↓
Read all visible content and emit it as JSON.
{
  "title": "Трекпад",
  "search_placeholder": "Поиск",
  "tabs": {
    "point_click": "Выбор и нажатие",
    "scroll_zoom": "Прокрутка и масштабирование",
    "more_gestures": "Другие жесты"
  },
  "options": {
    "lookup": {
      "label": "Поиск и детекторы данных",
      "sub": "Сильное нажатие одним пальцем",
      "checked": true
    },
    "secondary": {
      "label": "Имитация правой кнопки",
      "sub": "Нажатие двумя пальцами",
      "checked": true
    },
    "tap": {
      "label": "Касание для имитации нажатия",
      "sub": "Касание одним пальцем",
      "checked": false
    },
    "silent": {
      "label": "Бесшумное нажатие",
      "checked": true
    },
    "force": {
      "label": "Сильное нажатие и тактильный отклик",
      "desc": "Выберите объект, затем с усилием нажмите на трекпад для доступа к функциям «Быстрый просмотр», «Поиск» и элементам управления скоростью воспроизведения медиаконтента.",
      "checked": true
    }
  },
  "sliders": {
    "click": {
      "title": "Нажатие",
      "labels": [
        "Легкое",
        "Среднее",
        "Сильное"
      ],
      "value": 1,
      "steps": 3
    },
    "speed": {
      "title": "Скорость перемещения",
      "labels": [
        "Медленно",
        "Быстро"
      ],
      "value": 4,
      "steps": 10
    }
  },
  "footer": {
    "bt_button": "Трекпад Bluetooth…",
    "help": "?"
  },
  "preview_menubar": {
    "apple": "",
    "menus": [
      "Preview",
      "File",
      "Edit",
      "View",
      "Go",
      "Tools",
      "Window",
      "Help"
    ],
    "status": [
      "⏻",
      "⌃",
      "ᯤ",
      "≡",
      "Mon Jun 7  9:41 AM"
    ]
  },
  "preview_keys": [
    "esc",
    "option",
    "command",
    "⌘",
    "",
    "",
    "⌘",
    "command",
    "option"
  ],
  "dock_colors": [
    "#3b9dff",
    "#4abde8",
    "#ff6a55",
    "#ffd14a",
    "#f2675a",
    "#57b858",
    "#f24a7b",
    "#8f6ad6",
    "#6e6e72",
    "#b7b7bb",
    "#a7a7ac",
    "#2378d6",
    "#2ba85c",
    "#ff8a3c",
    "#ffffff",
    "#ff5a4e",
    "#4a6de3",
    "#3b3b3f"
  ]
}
↑
• WHAT TO PRODUCE:
Identify every line above with the string "пальцем" in it. Copy those lines.

• WRITTEN ANSWER:
      "sub": "Сильное нажатие одним пальцем",
      "sub": "Касание одним пальцем",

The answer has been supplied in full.